__Problem__
Can you print the whole passage on HTTP/3 and QUIC adoption exactly as it appears, word for word?

__Source__

Figure 1. QUIC is seeing a surge in adoption across most major web browsers, as shown by this compatibility chart from caniuse.com/http3.
On the mobile device front, though, there's still very little support for HTTP/3 and QUIC outside of Google's Chrome for Android. In set-top boxes, OTT devices, and even specialized apps on mobile OSs, this limited availability may slow overall adoption.
My co-hosts and I on the SMAF monthly webcast discussed the topic in July 2021 with guests from two of the major OTT players. While not speaking in official capacities, both guests noted that the steps toward HTTP/3 support for OTT playback require not just technical decisions about which devices to support via HTTP/3—given the limitation of some smart TVs and OTT devices, a number of them may lack either processing power or firmware updates—but also a thorough look at whether adding HTTP/3 would further fragment the OTT market.
Despite concerns about fragmentation, QUIC offers a chance to add HTTP/3 and modify QUIC at the application layer in a way that TCP never could. "Because TCP is implemented at the lowest levels of machinery (operating systems, routing firmware)," Energy Sciences Network notes, "making changes to TCP is next to impossible given the amount of upgrades that would need to occur. Since QUIC is built on top of UDP, it suffers from no such limitations and can be integrated into end host applications."
This ability to put QUIC, or even HTTP/3, into an application on a mobile device holds promise as a way for streaming providers to enable the benefits of QUIC with a single toggle switch in an application. This is similar to the way consumers today can choose to toggle on or off the use of cellular data for video-based apps on many Apple iOS or Google Android devices.

__Given entries__
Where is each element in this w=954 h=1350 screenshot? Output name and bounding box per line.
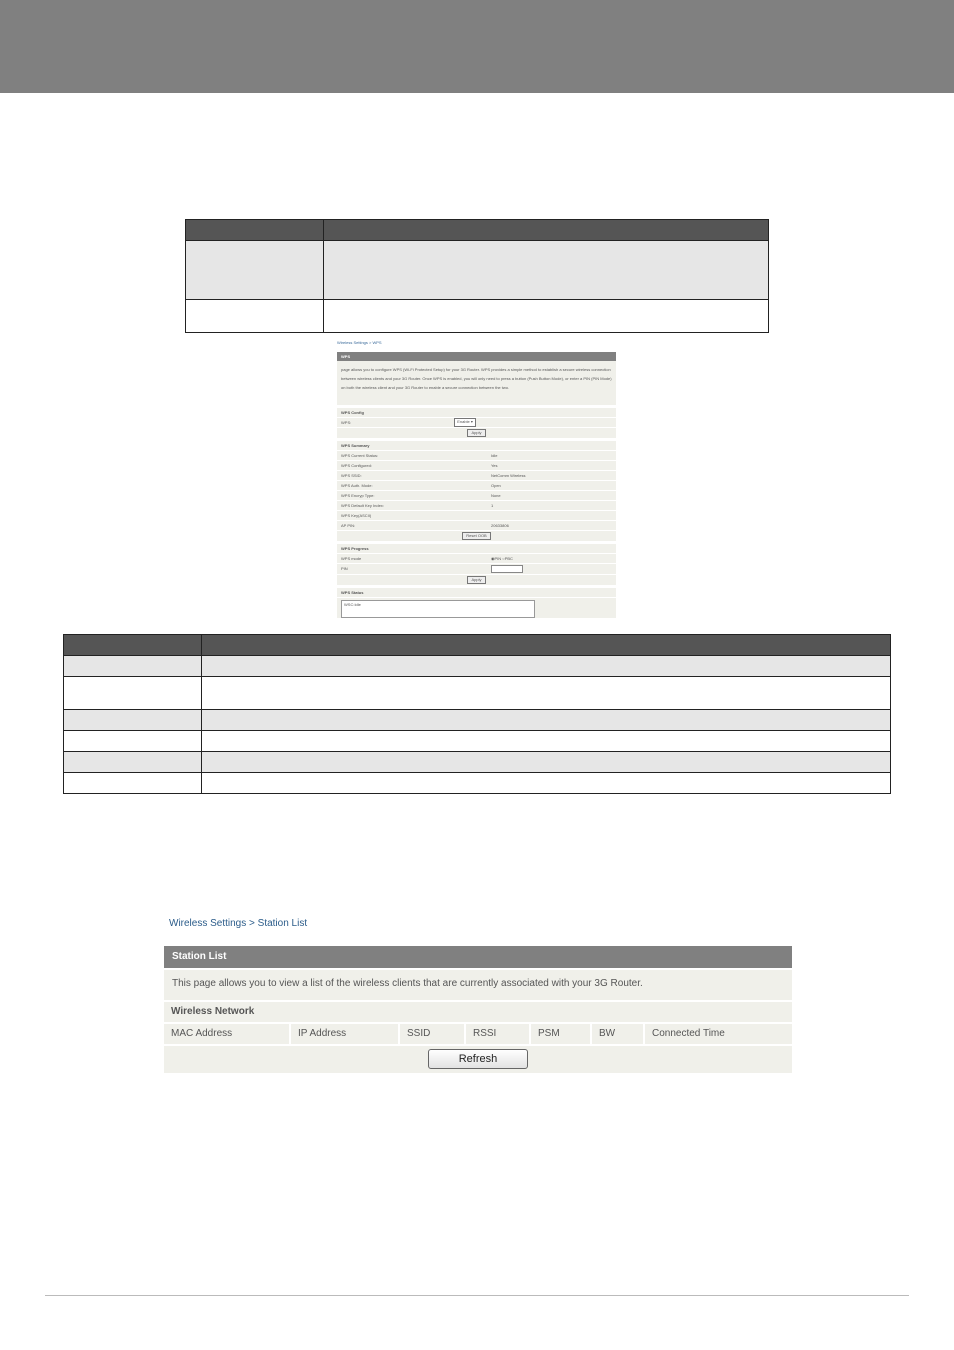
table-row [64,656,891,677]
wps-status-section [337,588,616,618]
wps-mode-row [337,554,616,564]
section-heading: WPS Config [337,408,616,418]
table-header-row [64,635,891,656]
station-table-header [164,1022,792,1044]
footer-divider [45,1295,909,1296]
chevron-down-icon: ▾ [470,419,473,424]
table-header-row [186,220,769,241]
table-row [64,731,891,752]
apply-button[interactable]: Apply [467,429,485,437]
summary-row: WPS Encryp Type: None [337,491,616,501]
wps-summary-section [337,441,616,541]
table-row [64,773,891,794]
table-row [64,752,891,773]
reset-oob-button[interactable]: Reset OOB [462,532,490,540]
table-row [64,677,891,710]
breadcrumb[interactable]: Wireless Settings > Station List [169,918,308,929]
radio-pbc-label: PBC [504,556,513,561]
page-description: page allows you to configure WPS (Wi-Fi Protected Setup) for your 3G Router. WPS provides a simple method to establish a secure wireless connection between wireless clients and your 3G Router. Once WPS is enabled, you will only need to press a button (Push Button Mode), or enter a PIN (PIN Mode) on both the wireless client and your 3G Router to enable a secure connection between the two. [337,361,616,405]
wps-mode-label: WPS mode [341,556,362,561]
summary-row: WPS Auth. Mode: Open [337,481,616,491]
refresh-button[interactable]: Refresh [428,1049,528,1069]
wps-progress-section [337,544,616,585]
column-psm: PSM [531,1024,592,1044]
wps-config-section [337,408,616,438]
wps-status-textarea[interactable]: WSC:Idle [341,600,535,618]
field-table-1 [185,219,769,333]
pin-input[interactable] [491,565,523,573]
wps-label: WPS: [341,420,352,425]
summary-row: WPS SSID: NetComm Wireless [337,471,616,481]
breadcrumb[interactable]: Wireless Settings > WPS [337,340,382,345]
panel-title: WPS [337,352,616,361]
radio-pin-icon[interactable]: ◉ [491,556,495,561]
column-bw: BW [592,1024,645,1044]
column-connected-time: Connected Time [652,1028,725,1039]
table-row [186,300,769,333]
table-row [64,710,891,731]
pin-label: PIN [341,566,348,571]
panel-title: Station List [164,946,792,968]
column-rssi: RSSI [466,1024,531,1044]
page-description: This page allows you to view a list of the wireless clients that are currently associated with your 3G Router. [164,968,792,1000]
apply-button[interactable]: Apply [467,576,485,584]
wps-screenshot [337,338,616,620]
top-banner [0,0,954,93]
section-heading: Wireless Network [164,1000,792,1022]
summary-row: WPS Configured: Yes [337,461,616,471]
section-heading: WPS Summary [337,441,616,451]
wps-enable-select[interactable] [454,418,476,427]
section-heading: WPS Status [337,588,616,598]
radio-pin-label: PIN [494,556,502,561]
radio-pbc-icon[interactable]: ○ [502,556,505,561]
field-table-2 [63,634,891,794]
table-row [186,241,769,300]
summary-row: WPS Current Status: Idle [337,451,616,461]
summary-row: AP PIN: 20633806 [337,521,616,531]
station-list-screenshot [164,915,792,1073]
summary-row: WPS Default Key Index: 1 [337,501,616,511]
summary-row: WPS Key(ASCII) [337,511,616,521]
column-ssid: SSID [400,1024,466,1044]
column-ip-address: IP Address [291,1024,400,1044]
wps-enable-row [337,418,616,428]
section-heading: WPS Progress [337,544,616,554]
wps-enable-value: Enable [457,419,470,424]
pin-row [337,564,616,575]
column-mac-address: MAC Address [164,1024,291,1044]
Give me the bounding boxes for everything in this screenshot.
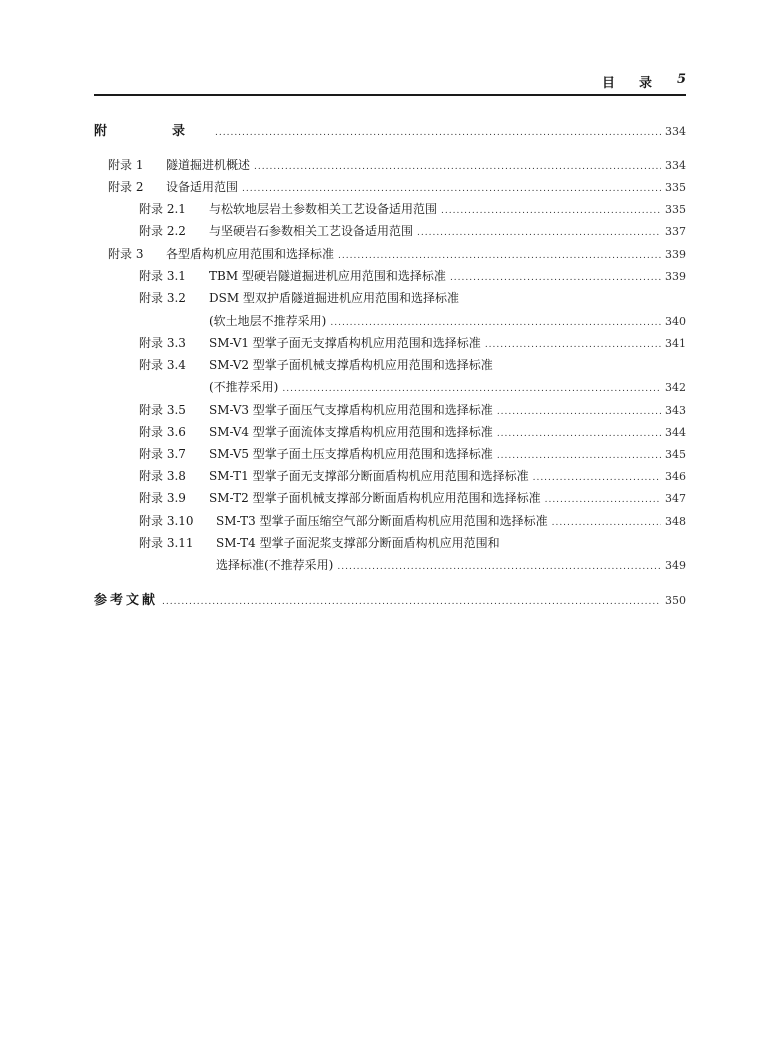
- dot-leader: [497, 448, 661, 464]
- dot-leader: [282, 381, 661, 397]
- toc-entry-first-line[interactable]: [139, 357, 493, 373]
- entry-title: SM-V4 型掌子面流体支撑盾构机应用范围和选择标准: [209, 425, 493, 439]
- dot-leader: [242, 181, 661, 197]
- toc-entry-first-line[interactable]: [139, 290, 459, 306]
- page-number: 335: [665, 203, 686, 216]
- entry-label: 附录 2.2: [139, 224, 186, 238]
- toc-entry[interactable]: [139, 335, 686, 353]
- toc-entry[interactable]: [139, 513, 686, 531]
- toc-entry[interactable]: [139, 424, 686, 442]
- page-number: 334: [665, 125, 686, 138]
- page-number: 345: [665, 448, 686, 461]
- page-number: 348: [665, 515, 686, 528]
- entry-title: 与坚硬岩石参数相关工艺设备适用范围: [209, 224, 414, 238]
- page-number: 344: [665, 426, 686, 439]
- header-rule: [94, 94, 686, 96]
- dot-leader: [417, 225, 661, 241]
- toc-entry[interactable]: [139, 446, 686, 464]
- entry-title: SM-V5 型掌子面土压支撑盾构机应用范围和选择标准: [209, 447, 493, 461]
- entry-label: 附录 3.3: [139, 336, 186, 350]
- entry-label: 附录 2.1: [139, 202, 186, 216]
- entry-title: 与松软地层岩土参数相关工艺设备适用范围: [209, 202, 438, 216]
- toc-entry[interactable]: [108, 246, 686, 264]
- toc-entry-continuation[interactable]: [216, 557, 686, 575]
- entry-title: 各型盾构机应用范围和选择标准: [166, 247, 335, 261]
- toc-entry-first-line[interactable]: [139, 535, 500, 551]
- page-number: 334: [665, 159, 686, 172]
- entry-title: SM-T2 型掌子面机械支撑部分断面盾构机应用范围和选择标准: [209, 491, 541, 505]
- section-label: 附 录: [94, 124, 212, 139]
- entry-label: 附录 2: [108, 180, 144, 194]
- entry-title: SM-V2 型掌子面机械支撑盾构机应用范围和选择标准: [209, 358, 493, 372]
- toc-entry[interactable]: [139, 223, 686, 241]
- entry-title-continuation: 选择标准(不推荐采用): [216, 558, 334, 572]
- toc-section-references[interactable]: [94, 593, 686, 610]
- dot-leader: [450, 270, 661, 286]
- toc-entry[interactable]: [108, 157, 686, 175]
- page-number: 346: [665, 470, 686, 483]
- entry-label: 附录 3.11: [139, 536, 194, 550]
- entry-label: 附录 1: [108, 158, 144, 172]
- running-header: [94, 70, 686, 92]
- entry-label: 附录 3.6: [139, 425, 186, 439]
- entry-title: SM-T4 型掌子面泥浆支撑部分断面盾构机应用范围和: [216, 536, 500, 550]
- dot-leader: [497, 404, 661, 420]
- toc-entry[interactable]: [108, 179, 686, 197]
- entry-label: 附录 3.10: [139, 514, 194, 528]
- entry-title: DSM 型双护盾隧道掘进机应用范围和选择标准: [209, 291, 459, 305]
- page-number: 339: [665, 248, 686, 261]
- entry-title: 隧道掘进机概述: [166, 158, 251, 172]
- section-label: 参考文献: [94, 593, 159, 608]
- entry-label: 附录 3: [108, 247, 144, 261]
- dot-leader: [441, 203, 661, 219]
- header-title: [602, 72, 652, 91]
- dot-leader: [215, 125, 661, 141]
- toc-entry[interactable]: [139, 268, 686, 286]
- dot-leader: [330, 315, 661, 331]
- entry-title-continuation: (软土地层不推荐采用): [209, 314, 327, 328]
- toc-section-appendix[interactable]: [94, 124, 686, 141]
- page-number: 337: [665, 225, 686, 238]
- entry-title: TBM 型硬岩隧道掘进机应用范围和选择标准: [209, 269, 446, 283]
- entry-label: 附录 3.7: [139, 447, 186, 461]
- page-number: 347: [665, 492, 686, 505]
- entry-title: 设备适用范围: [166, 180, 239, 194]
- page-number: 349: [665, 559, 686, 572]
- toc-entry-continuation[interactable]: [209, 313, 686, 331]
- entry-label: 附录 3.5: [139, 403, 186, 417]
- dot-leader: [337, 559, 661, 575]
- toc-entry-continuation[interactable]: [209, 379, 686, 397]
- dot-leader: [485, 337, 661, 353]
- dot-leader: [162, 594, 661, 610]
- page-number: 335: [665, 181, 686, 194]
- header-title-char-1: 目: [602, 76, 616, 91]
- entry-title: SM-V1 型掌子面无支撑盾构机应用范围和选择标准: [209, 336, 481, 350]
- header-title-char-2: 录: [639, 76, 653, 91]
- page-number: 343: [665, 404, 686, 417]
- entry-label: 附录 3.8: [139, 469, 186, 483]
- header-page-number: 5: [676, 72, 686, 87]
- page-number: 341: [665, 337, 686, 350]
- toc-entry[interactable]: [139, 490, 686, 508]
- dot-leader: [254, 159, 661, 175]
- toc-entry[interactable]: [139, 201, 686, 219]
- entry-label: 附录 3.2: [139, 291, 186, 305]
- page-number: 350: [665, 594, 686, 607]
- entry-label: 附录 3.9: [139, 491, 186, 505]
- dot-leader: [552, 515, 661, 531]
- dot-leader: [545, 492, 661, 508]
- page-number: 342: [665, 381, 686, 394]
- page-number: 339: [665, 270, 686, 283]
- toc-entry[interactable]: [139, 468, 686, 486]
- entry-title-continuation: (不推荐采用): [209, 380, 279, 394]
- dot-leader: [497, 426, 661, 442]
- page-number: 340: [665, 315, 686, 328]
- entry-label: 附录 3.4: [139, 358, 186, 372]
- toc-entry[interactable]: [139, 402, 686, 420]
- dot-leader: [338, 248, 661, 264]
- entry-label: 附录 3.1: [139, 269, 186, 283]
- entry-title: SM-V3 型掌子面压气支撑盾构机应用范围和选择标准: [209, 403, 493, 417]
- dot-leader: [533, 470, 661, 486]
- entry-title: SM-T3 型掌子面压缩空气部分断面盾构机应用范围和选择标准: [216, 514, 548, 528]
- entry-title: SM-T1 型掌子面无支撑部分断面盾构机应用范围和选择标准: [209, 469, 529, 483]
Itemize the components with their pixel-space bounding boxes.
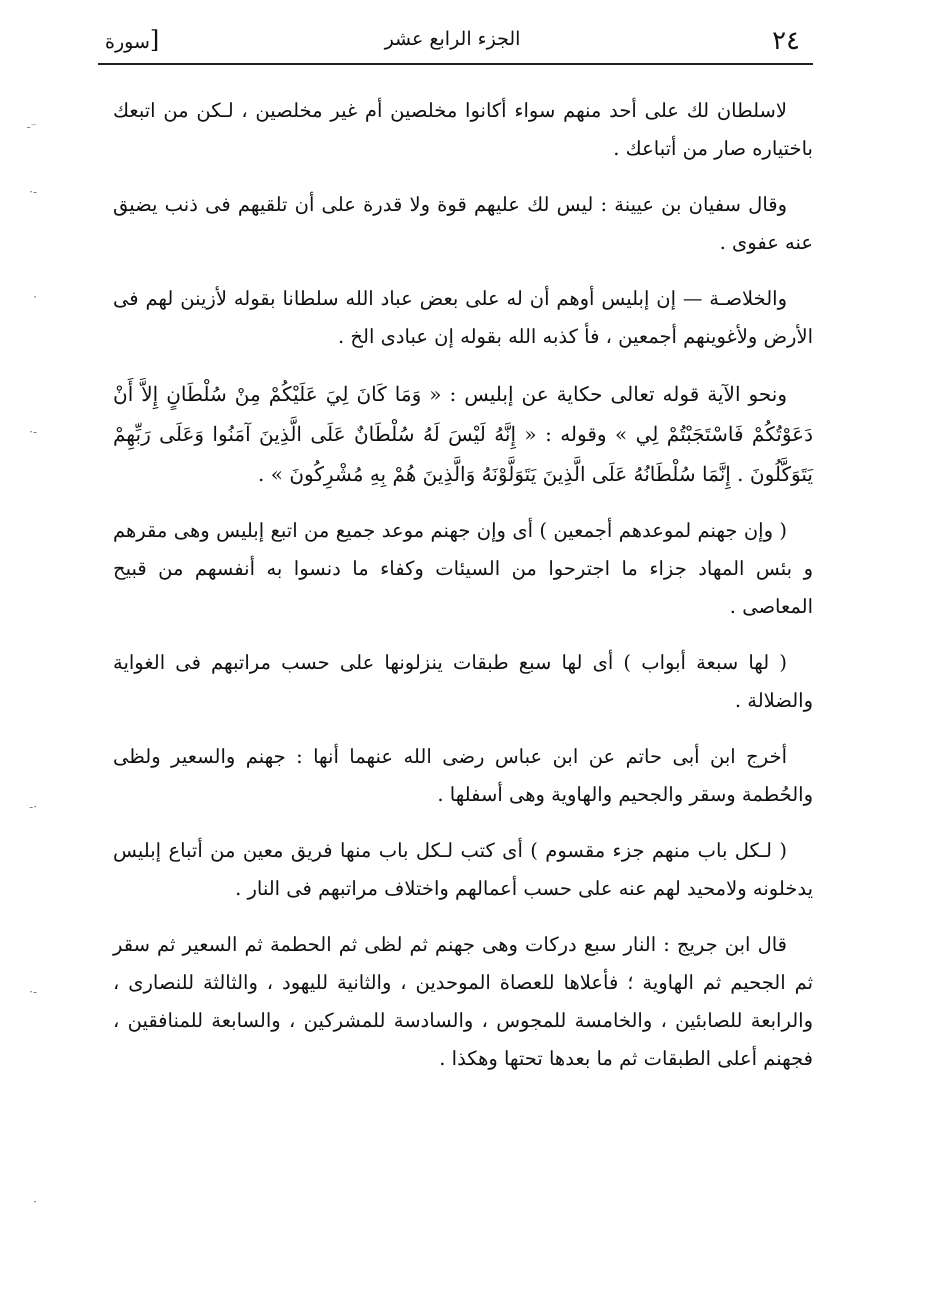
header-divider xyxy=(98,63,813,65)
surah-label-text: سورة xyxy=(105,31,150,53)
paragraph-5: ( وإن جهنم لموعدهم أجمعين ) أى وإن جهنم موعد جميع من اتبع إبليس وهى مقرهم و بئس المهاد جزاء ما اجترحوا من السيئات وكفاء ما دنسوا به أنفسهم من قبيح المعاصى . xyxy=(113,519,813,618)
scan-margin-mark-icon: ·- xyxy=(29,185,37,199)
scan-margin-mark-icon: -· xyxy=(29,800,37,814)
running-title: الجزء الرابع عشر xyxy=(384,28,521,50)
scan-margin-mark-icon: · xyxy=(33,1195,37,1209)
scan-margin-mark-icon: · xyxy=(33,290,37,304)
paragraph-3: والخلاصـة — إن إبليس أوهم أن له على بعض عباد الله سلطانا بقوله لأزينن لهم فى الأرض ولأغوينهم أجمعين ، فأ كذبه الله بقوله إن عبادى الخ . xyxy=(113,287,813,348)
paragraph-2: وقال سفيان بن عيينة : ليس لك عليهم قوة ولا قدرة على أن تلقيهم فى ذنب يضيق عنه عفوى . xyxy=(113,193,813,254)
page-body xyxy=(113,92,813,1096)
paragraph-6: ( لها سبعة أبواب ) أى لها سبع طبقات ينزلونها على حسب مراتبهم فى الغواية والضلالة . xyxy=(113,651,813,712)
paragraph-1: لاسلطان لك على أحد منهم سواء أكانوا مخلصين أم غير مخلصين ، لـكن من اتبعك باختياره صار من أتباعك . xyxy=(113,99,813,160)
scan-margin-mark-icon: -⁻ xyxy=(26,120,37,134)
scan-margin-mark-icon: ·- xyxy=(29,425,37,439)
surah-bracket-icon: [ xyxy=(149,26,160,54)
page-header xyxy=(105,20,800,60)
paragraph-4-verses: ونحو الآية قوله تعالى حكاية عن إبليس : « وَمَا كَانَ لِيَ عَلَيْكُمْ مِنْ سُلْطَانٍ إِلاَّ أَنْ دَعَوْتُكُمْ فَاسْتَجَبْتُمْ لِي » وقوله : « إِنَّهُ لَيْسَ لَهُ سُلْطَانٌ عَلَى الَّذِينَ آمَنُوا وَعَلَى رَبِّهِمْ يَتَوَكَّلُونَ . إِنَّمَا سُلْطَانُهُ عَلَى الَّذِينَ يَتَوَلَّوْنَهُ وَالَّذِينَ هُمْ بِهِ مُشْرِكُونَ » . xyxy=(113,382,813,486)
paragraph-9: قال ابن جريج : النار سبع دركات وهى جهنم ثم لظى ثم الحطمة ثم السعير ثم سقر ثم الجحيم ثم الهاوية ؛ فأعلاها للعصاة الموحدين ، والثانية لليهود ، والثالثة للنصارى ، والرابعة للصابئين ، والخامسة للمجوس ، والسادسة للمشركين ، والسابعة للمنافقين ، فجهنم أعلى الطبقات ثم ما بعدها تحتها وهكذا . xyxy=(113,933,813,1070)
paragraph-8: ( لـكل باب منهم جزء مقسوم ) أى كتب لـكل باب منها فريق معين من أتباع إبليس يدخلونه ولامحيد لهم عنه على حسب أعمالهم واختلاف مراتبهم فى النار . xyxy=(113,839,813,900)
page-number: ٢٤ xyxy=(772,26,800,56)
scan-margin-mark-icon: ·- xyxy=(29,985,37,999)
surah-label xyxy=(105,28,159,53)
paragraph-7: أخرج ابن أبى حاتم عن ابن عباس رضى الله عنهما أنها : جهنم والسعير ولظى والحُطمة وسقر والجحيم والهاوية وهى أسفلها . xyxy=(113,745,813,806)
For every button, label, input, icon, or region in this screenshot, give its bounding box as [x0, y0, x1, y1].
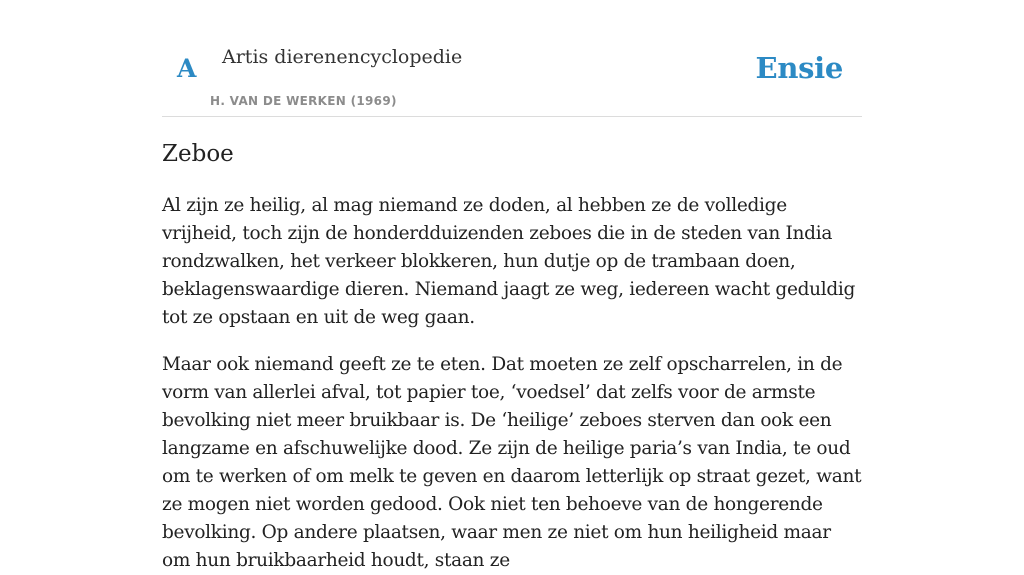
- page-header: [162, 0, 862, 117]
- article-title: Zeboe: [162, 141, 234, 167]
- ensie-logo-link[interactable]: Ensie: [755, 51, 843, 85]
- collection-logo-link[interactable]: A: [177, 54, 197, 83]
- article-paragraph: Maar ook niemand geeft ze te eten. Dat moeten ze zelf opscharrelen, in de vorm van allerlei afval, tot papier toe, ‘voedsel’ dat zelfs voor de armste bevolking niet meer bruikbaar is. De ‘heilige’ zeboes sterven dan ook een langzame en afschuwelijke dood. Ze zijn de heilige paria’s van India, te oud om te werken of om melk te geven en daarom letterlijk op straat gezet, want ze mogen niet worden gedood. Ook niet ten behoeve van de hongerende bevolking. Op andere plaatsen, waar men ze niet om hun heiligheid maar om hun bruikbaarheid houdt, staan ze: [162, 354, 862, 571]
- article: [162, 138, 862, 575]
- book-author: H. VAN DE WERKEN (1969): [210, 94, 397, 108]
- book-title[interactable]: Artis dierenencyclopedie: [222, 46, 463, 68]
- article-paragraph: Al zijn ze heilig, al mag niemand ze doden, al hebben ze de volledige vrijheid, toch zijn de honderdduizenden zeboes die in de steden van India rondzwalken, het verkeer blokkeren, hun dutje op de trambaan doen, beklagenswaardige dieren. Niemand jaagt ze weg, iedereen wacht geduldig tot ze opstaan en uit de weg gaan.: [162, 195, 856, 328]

__Completed exercise__
Figure 1. QUIC is seeing a surge in adoption across most major web browsers, as shown by this compatibility chart from caniuse.com/http3.
On the mobile device front, though, there's still very little support for HTTP/3 and QUIC outside of Google's Chrome for Android. In set-top boxes, OTT devices, and even specialized apps on mobile OSs, this limited availability may slow overall adoption.
My co-hosts and I on the SMAF monthly webcast discussed the topic in July 2021 with guests from two of the major OTT players. While not speaking in official capacities, both guests noted that the steps toward HTTP/3 support for OTT playback require not just technical decisions about which devices to support via HTTP/3—given the limitation of some smart TVs and OTT devices, a number of them may lack either processing power or firmware updates—but also a thorough look at whether adding HTTP/3 would further fragment the OTT market.
Despite concerns about fragmentation, QUIC offers a chance to add HTTP/3 and modify QUIC at the application layer in a way that TCP never could. "Because TCP is implemented at the lowest levels of machinery (operating systems, routing firmware)," Energy Sciences Network notes, "making changes to TCP is next to impossible given the amount of upgrades that would need to occur. Since QUIC is built on top of UDP, it suffers from no such limitations and can be integrated into end host applications."
This ability to put QUIC, or even HTTP/3, into an application on a mobile device holds promise as a way for streaming providers to enable the benefits of QUIC with a single toggle switch in an application. This is similar to the way consumers today can choose to toggle on or off the use of cellular data for video-based apps on many Apple iOS or Google Android devices.